▸ **CHALLENGE**: Reproduce every record below exactly as written, but leave out any pictures.

▸ **EXERCISE DATA**:
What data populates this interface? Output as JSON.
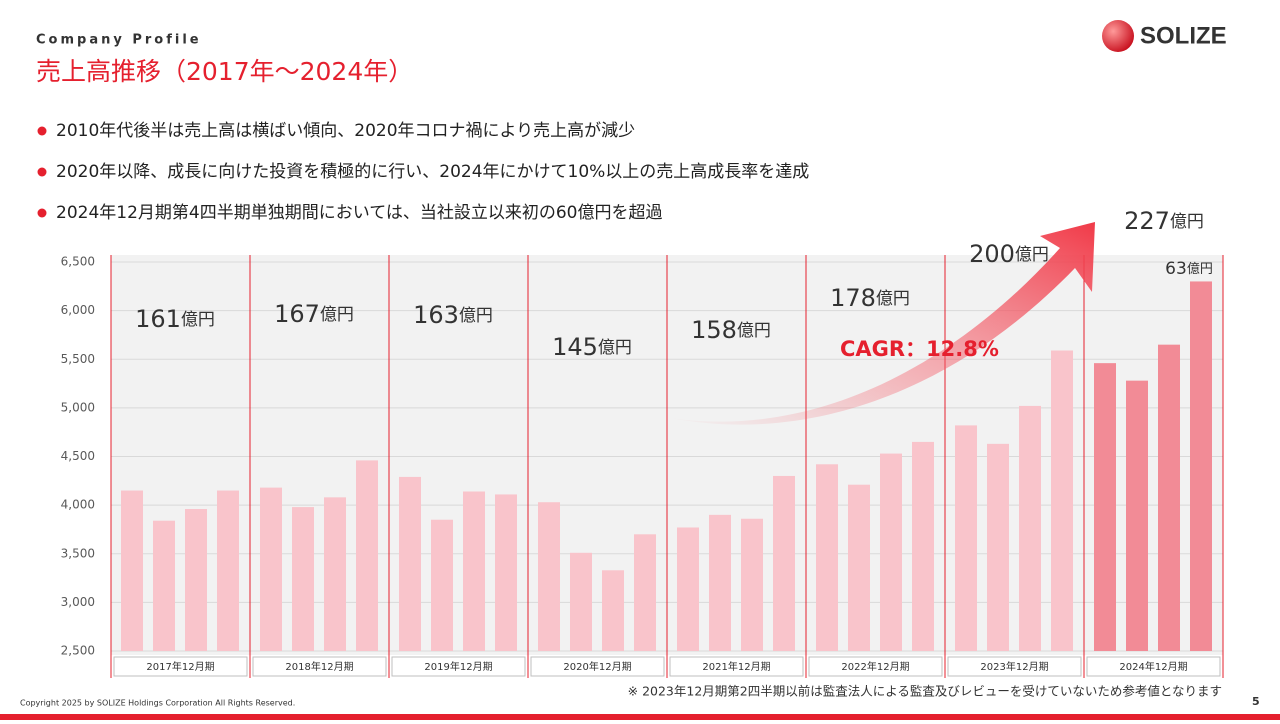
{
  "header": {
    "section": "Company Profile",
    "title": "売上高推移（2017年～2024年）",
    "logo": "SOLIZE"
  },
  "bullets": [
    "2010年代後半は売上高は横ばい傾向、2020年コロナ禍により売上高が減少",
    "2020年以降、成長に向けた投資を積極的に行い、2024年にかけて10%以上の売上高成長率を達成",
    "2024年12月期第4四半期単独期間においては、当社設立以来初の60億円を超過"
  ],
  "chart_data": {
    "type": "bar",
    "categories": [
      "2017年12月期",
      "2018年12月期",
      "2019年12月期",
      "2020年12月期",
      "2021年12月期",
      "2022年12月期",
      "2023年12月期",
      "2024年12月期"
    ],
    "quarterly_values": [
      [
        4150,
        3840,
        3960,
        4150
      ],
      [
        4180,
        3980,
        4080,
        4460
      ],
      [
        4290,
        3850,
        4140,
        4110
      ],
      [
        4030,
        3510,
        3330,
        3700
      ],
      [
        3770,
        3900,
        3860,
        4300
      ],
      [
        4420,
        4210,
        4530,
        4650
      ],
      [
        4820,
        4630,
        5020,
        5590
      ],
      [
        5460,
        5280,
        5650,
        6300
      ]
    ],
    "colors": [
      "#f9c4cb",
      "#f9c4cb",
      "#f9c4cb",
      "#f9c4cb",
      "#f9c4cb",
      "#f9c4cb",
      "#f9c4cb",
      "#f28b96"
    ],
    "annual_totals": [
      161,
      167,
      163,
      145,
      158,
      178,
      200,
      227
    ],
    "unit": "億円",
    "last_quarter_label": 63,
    "cagr": "CAGR：12.8%",
    "ylim": [
      2500,
      6500
    ],
    "yticks": [
      {
        "value": 2500,
        "label": "2,500"
      },
      {
        "value": 3000,
        "label": "3,000"
      },
      {
        "value": 3500,
        "label": "3,500"
      },
      {
        "value": 4000,
        "label": "4,000"
      },
      {
        "value": 4500,
        "label": "4,500"
      },
      {
        "value": 5000,
        "label": "5,000"
      },
      {
        "value": 5500,
        "label": "5,500"
      },
      {
        "value": 6000,
        "label": "6,000"
      },
      {
        "value": 6500,
        "label": "6,500"
      }
    ],
    "grid": true
  },
  "footer": {
    "note": "※ 2023年12月期第2四半期以前は監査法人による監査及びレビューを受けていないため参考値となります",
    "copyright": "Copyright 2025 by SOLIZE Holdings Corporation All Rights Reserved.",
    "page": "5"
  }
}
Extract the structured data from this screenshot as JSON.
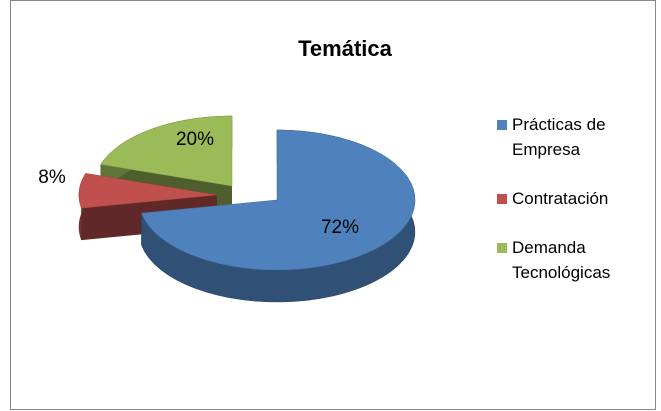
{
  "chart_data": {
    "type": "pie",
    "title": "Temática",
    "categories": [
      "Prácticas de Empresa",
      "Contratación",
      "Demanda Tecnológicas"
    ],
    "values": [
      72,
      8,
      20
    ],
    "value_labels": [
      "72%",
      "8%",
      "20%"
    ],
    "colors": [
      "#4f81bd",
      "#c0504d",
      "#9bbb59"
    ],
    "legend": "right"
  }
}
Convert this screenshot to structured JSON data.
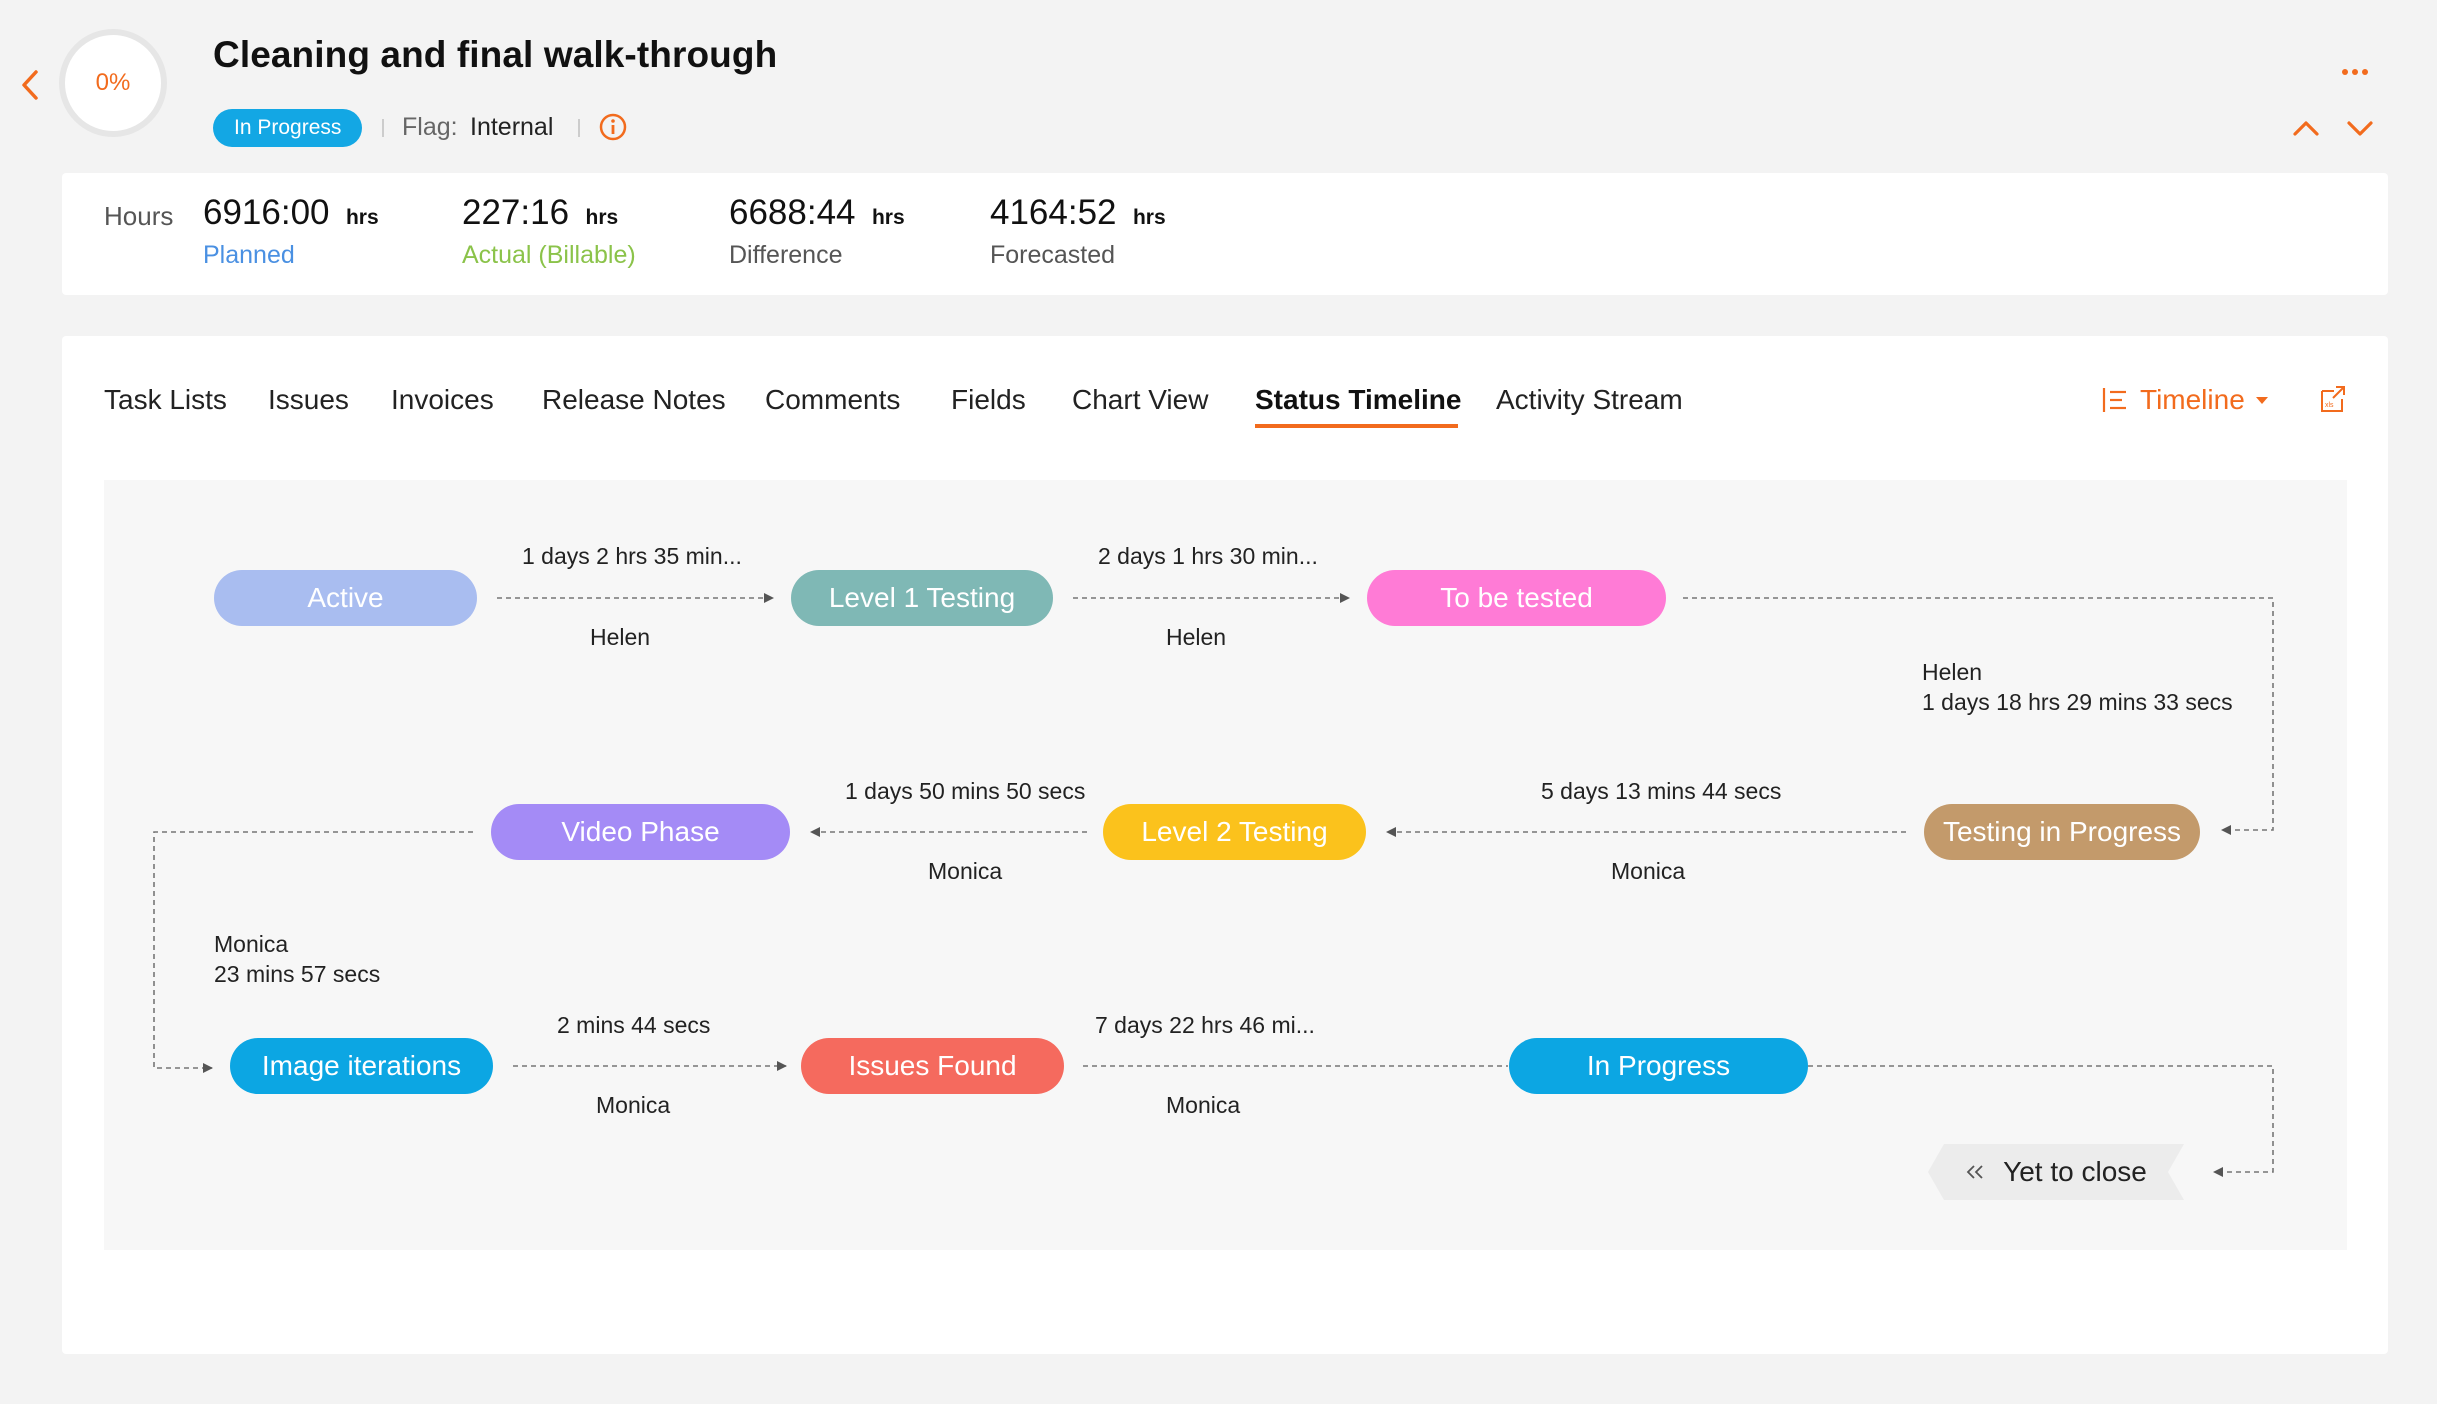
{
  "header": {
    "progress": "0%",
    "title": "Cleaning and final walk-through",
    "status": "In Progress",
    "flag_label": "Flag:",
    "flag_value": "Internal"
  },
  "hours": {
    "label": "Hours",
    "items": [
      {
        "value": "6916:00",
        "unit": "hrs",
        "caption": "Planned",
        "color": "#4a90e2"
      },
      {
        "value": "227:16",
        "unit": "hrs",
        "caption": "Actual (Billable)",
        "color": "#8bc34a"
      },
      {
        "value": "6688:44",
        "unit": "hrs",
        "caption": "Difference",
        "color": "#555555"
      },
      {
        "value": "4164:52",
        "unit": "hrs",
        "caption": "Forecasted",
        "color": "#555555"
      }
    ]
  },
  "tabs": [
    "Task Lists",
    "Issues",
    "Invoices",
    "Release Notes",
    "Comments",
    "Fields",
    "Chart View",
    "Status Timeline",
    "Activity Stream"
  ],
  "active_tab": "Status Timeline",
  "view_selector": "Timeline",
  "timeline": {
    "nodes": [
      {
        "label": "Active",
        "color": "#a9bdf0"
      },
      {
        "label": "Level 1 Testing",
        "color": "#7fb8b5"
      },
      {
        "label": "To be tested",
        "color": "#ff7bd6"
      },
      {
        "label": "Testing in Progress",
        "color": "#c39a6b"
      },
      {
        "label": "Level 2 Testing",
        "color": "#fbc21c"
      },
      {
        "label": "Video Phase",
        "color": "#a48bf6"
      },
      {
        "label": "Image iterations",
        "color": "#0ca6e3"
      },
      {
        "label": "Issues Found",
        "color": "#f56a5e"
      },
      {
        "label": "In Progress",
        "color": "#0ca6e3"
      }
    ],
    "transitions": [
      {
        "duration": "1 days 2 hrs 35 min...",
        "user": "Helen"
      },
      {
        "duration": "2 days 1 hrs 30 min...",
        "user": "Helen"
      },
      {
        "duration": "1 days 18 hrs 29 mins 33 secs",
        "user": "Helen"
      },
      {
        "duration": "5 days 13 mins 44 secs",
        "user": "Monica"
      },
      {
        "duration": "1 days 50 mins 50 secs",
        "user": "Monica"
      },
      {
        "duration": "23 mins 57 secs",
        "user": "Monica"
      },
      {
        "duration": "2 mins 44 secs",
        "user": "Monica"
      },
      {
        "duration": "7 days 22 hrs 46 mi...",
        "user": "Monica"
      }
    ],
    "end_label": "Yet to close"
  },
  "colors": {
    "accent": "#f26b1d",
    "badge": "#13a7e4"
  }
}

▸ **OUTPUT OF THE EXERCISE**:
What data populates this interface? Output as JSON.
{
  "header": {
    "section": "Company Profile",
    "title": "売上高推移（2017年～2024年）",
    "logo": "SOLIZE"
  },
  "bullets": [
    "2010年代後半は売上高は横ばい傾向、2020年コロナ禍により売上高が減少",
    "2020年以降、成長に向けた投資を積極的に行い、2024年にかけて10%以上の売上高成長率を達成",
    "2024年12月期第4四半期単独期間においては、当社設立以来初の60億円を超過"
  ],
  "chart_data": {
    "type": "bar",
    "categories": [
      "2017年12月期",
      "2018年12月期",
      "2019年12月期",
      "2020年12月期",
      "2021年12月期",
      "2022年12月期",
      "2023年12月期",
      "2024年12月期"
    ],
    "quarterly_values": [
      [
        4150,
        3840,
        3960,
        4150
      ],
      [
        4180,
        3980,
        4080,
        4460
      ],
      [
        4290,
        3850,
        4140,
        4110
      ],
      [
        4030,
        3510,
        3330,
        3700
      ],
      [
        3770,
        3900,
        3860,
        4300
      ],
      [
        4420,
        4210,
        4530,
        4650
      ],
      [
        4820,
        4630,
        5020,
        5590
      ],
      [
        5460,
        5280,
        5650,
        6300
      ]
    ],
    "colors": [
      "#f9c4cb",
      "#f9c4cb",
      "#f9c4cb",
      "#f9c4cb",
      "#f9c4cb",
      "#f9c4cb",
      "#f9c4cb",
      "#f28b96"
    ],
    "annual_totals": [
      161,
      167,
      163,
      145,
      158,
      178,
      200,
      227
    ],
    "unit": "億円",
    "last_quarter_label": 63,
    "cagr": "CAGR：12.8%",
    "ylim": [
      2500,
      6500
    ],
    "yticks": [
      {
        "value": 2500,
        "label": "2,500"
      },
      {
        "value": 3000,
        "label": "3,000"
      },
      {
        "value": 3500,
        "label": "3,500"
      },
      {
        "value": 4000,
        "label": "4,000"
      },
      {
        "value": 4500,
        "label": "4,500"
      },
      {
        "value": 5000,
        "label": "5,000"
      },
      {
        "value": 5500,
        "label": "5,500"
      },
      {
        "value": 6000,
        "label": "6,000"
      },
      {
        "value": 6500,
        "label": "6,500"
      }
    ],
    "grid": true
  },
  "footer": {
    "note": "※ 2023年12月期第2四半期以前は監査法人による監査及びレビューを受けていないため参考値となります",
    "copyright": "Copyright 2025 by SOLIZE Holdings Corporation All Rights Reserved.",
    "page": "5"
  }
}
Extract the structured data from this screenshot as JSON.
{
  "chart_data": {
    "type": "pie",
    "title": "Temática",
    "categories": [
      "Prácticas de Empresa",
      "Contratación",
      "Demanda Tecnológicas"
    ],
    "values": [
      72,
      8,
      20
    ],
    "value_labels": [
      "72%",
      "8%",
      "20%"
    ],
    "colors": [
      "#4f81bd",
      "#c0504d",
      "#9bbb59"
    ],
    "legend": "right"
  }
}
Convert this screenshot to structured JSON data.
{
  "header": {
    "progress": "0%",
    "title": "Cleaning and final walk-through",
    "status": "In Progress",
    "flag_label": "Flag:",
    "flag_value": "Internal"
  },
  "hours": {
    "label": "Hours",
    "items": [
      {
        "value": "6916:00",
        "unit": "hrs",
        "caption": "Planned",
        "color": "#4a90e2"
      },
      {
        "value": "227:16",
        "unit": "hrs",
        "caption": "Actual (Billable)",
        "color": "#8bc34a"
      },
      {
        "value": "6688:44",
        "unit": "hrs",
        "caption": "Difference",
        "color": "#555555"
      },
      {
        "value": "4164:52",
        "unit": "hrs",
        "caption": "Forecasted",
        "color": "#555555"
      }
    ]
  },
  "tabs": [
    "Task Lists",
    "Issues",
    "Invoices",
    "Release Notes",
    "Comments",
    "Fields",
    "Chart View",
    "Status Timeline",
    "Activity Stream"
  ],
  "active_tab": "Status Timeline",
  "view_selector": "Timeline",
  "timeline": {
    "nodes": [
      {
        "label": "Active",
        "color": "#a9bdf0"
      },
      {
        "label": "Level 1 Testing",
        "color": "#7fb8b5"
      },
      {
        "label": "To be tested",
        "color": "#ff7bd6"
      },
      {
        "label": "Testing in Progress",
        "color": "#c39a6b"
      },
      {
        "label": "Level 2 Testing",
        "color": "#fbc21c"
      },
      {
        "label": "Video Phase",
        "color": "#a48bf6"
      },
      {
        "label": "Image iterations",
        "color": "#0ca6e3"
      },
      {
        "label": "Issues Found",
        "color": "#f56a5e"
      },
      {
        "label": "In Progress",
        "color": "#0ca6e3"
      }
    ],
    "transitions": [
      {
        "duration": "1 days 2 hrs 35 min...",
        "user": "Helen"
      },
      {
        "duration": "2 days 1 hrs 30 min...",
        "user": "Helen"
      },
      {
        "duration": "1 days 18 hrs 29 mins 33 secs",
        "user": "Helen"
      },
      {
        "duration": "5 days 13 mins 44 secs",
        "user": "Monica"
      },
      {
        "duration": "1 days 50 mins 50 secs",
        "user": "Monica"
      },
      {
        "duration": "23 mins 57 secs",
        "user": "Monica"
      },
      {
        "duration": "2 mins 44 secs",
        "user": "Monica"
      },
      {
        "duration": "7 days 22 hrs 46 mi...",
        "user": "Monica"
      }
    ],
    "end_label": "Yet to close"
  },
  "colors": {
    "accent": "#f26b1d",
    "badge": "#13a7e4"
  }
}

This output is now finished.